[INSTRUCCIONES] ¿Puedes transcribir literalmente, del texto sobre el fresco de Leonardo, el pasaje que comienza en las palabras "Luego Leonardo acerca" y se detiene después de "nada que ver."?

[FRAGMENTO DEL TEXTO]

════

En efecto, el gran artista se atiene, con el tesón de un cronista, a los elementos de la narración del evangelio de Juan. Y del flujo narrativo elige un instante, el instante más sorprendente y angustioso. Jesús, sentado en la mesa, acaba de dar un anuncio que hiela la sangre a los comensales: «En verdad, en verdad os digo que uno de vosotros me entregará». Palabras duras que explican la agitación de los apóstoles. Muchos de ellos saltan de las sillas como muelles. Los comensales se lanzan miradas incrédulas y veteadas de sospecha. «Los discípulos se miraban unos a otros sin saber de quién hablaba», escribe san Juan. Y Leonardo, como si estuviera presente y redactara la crónica de ese instante de desconcierto para ampliar la narración del evangelista con una panorámica de la mesa. Anota el artista en el célebre códice Forster II, conservado en el Victoria and Albert Museum de Londres: «Uno que bebía deja la jarra en su puesto y vuelve la cabeza hacia el que habla. Otro tiende los dedos juntos de su mano y con rígida mirada se vuelve al compañero… Otro habla al oído de su compañero y el que le escucha se vuelve a él y le atiende, teniendo en una mano el cuchillo... El otro, al volverse… derrama una jarra sobre la mesa. Otro pone las manos sobre la mesa y mira. Otro sopla al bocado. Otro se inclina para ver al que habla… Otro se echa hacia atrás respecto al que se inclina y ve al que habla entre la pared y el que está inclinado».
Luego Leonardo acerca el zoom para concentrarse en un momento aún más concreto. El que narra el evangelista en el versículo 23: «Uno de sus discípulos, el que Jesús amaba, estaba en la mesa al lado de Jesús»: Juan se acuerda muy bien de este detalle, pues estaba hablando de sí mismo. Ninguno de los apóstoles sabe cómo dirigirse a Jesús, nadie sabe cómo arrancarle el secreto de esas terribles palabras. No lo sabe Tomás, que con el dedo tendido (el mismo que después de la Resurrección usará para “tocar” el cuerpo del Señor) parece implorar algo de claridad. No lo sabe Santiago Zebedeo, que con los brazos abiertos parece paralizado en su turbación. No lo sabe Felipe, que algo miedoso se pone la manos en el pecho, como para aclarar que él no tiene nada que ver.




Sólo Pedro, el más práctico y el más experto, sabe qué es lo único que hay que hacer para salir de esta situación angustiosa. De modo que llama a su lado a Juan y le pide que se informe; sabe que es el apóstol más querido de Jesús, el único. Leonardo, pues, capta exactamente ese instante, respetando de manera asombrosa la psicología de los personajes: Pero llama a sí a Juan y le susurra algo al oído. Y si el fresco fuera una película, en la secuencia siguiente veríamos la escena célebre y tan difundida de Juan reclinando la cabeza en el pecho de Jesús.
Pedro aprieta ya un cuchillo en la otra mano que asoma detrás de la figura de Judas. Es un Pedro lúcido y fogoso, dispuesto a todo para defender a Jesús, como demostraría unas horas después en el Huerto de los Olivos, cuando con ese cuchillo cortaría la oreja a Malco, uno de los soldados que habían ido a capturar al Señor.

════

[DATOS REGISTRADOS]

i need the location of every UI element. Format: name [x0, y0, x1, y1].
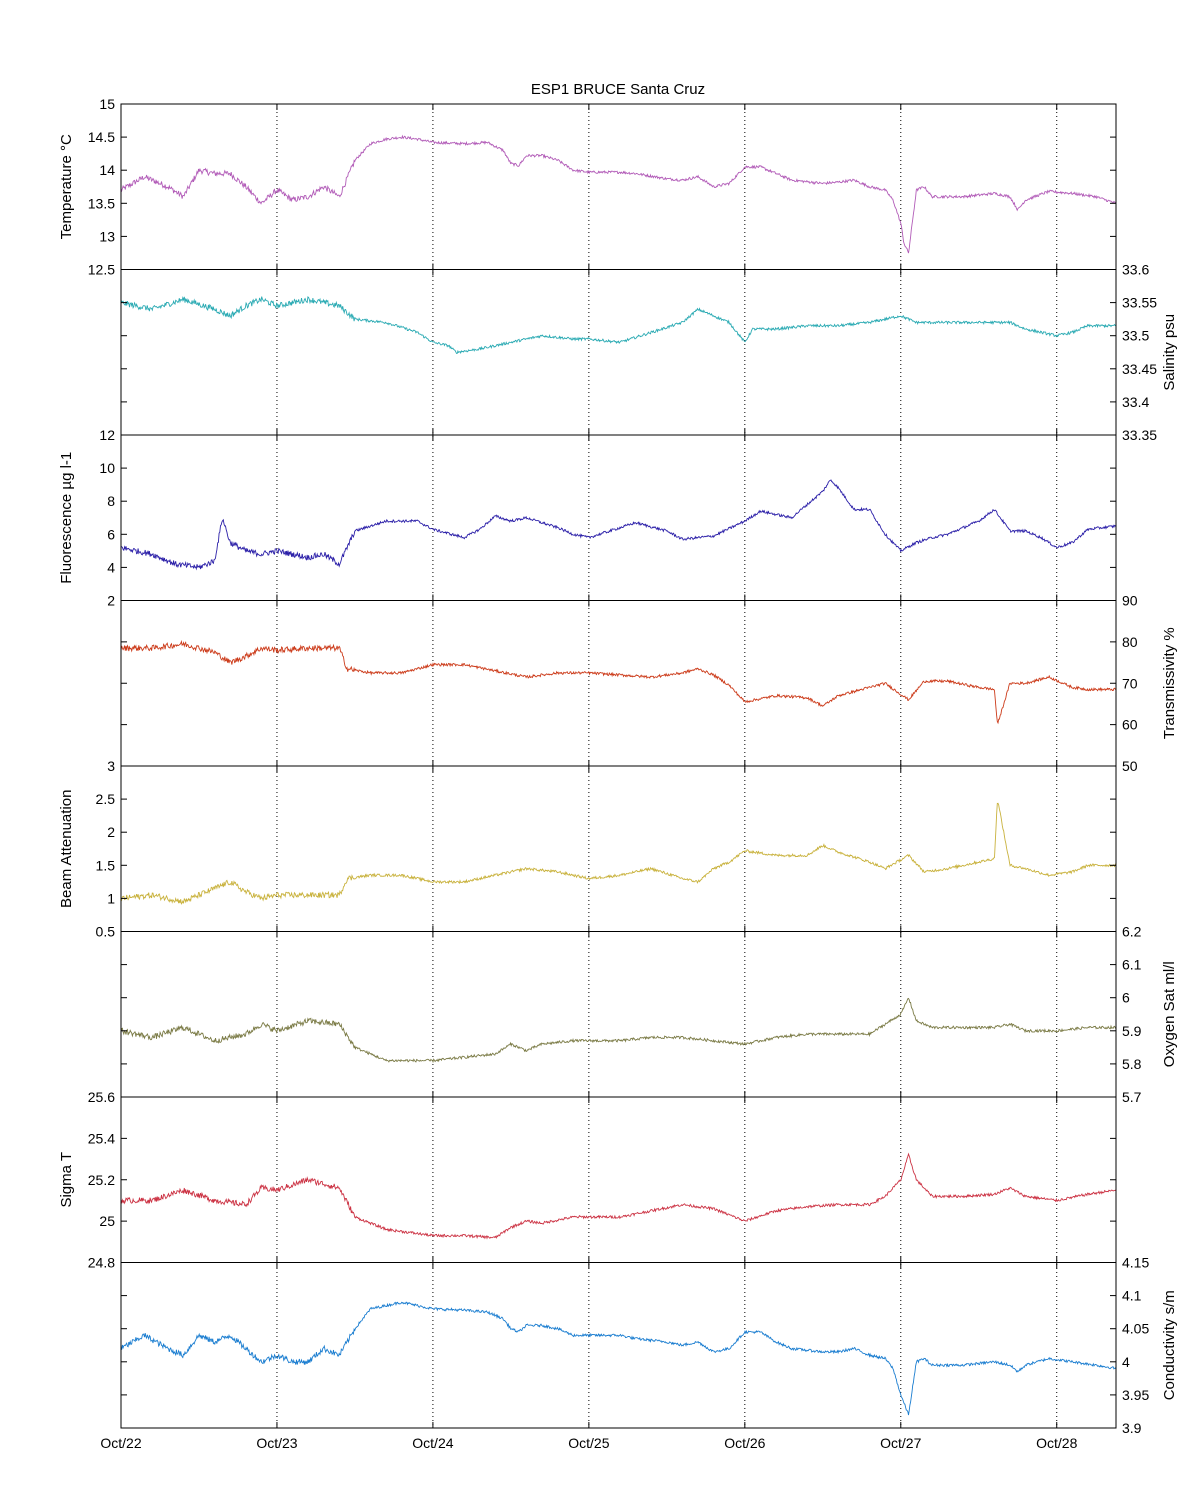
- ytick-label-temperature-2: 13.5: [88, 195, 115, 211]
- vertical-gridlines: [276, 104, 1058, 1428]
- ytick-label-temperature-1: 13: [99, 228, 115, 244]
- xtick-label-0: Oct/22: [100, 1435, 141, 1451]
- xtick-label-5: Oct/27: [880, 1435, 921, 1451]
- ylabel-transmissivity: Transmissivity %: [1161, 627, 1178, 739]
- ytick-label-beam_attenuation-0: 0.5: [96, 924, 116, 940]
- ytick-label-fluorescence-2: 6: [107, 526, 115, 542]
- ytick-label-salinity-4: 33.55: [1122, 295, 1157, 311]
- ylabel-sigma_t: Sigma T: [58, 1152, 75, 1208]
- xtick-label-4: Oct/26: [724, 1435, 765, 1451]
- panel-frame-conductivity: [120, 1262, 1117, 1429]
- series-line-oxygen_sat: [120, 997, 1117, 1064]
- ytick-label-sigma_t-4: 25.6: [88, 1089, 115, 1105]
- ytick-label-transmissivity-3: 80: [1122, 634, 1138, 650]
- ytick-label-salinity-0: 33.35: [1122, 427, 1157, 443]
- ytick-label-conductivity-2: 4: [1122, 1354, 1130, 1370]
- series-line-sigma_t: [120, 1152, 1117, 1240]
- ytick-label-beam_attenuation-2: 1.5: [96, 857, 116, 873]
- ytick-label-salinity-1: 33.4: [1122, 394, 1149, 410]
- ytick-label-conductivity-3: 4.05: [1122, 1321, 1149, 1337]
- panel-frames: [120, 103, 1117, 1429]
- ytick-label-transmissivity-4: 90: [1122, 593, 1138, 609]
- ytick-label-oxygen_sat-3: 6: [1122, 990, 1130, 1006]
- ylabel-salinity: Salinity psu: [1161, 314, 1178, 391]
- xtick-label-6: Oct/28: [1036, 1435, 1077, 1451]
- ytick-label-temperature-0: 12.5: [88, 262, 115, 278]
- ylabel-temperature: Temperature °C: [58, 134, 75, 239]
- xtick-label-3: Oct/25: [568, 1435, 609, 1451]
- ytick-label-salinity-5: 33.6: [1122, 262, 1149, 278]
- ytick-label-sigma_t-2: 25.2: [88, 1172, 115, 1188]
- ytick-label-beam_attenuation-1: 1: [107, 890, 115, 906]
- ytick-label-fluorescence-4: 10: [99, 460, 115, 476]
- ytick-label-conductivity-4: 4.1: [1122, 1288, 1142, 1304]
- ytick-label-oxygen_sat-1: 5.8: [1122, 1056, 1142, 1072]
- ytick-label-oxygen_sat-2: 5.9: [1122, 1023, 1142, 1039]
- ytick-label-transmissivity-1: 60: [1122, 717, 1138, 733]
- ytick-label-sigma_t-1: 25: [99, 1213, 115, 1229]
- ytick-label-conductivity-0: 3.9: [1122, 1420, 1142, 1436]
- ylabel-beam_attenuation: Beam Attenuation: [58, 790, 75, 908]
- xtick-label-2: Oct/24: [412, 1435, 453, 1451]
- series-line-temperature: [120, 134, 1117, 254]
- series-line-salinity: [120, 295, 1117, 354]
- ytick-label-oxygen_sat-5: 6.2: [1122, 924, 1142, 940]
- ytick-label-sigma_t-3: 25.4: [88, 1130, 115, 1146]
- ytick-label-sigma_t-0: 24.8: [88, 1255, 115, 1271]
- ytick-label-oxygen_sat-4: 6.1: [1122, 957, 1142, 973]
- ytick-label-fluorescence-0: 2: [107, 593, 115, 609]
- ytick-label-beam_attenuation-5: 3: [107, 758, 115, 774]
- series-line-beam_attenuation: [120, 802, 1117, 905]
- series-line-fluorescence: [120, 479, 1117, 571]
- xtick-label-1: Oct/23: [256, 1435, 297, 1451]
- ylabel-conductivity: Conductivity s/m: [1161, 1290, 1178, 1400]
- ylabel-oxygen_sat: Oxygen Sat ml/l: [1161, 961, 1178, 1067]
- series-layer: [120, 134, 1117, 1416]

════

[RESULTADO DE LA TAREA]
Luego Leonardo acerca el zoom para concentrarse en un momento aún más concreto. El que narra el evangelista en el versículo 23: «Uno de sus discípulos, el que Jesús amaba, estaba en la mesa al lado de Jesús»: Juan se acuerda muy bien de este detalle, pues estaba hablando de sí mismo. Ninguno de los apóstoles sabe cómo dirigirse a Jesús, nadie sabe cómo arrancarle el secreto de esas terribles palabras. No lo sabe Tomás, que con el dedo tendido (el mismo que después de la Resurrección usará para “tocar” el cuerpo del Señor) parece implorar algo de claridad. No lo sabe Santiago Zebedeo, que con los brazos abiertos parece paralizado en su turbación. No lo sabe Felipe, que algo miedoso se pone la manos en el pecho, como para aclarar que él no tiene nada que ver.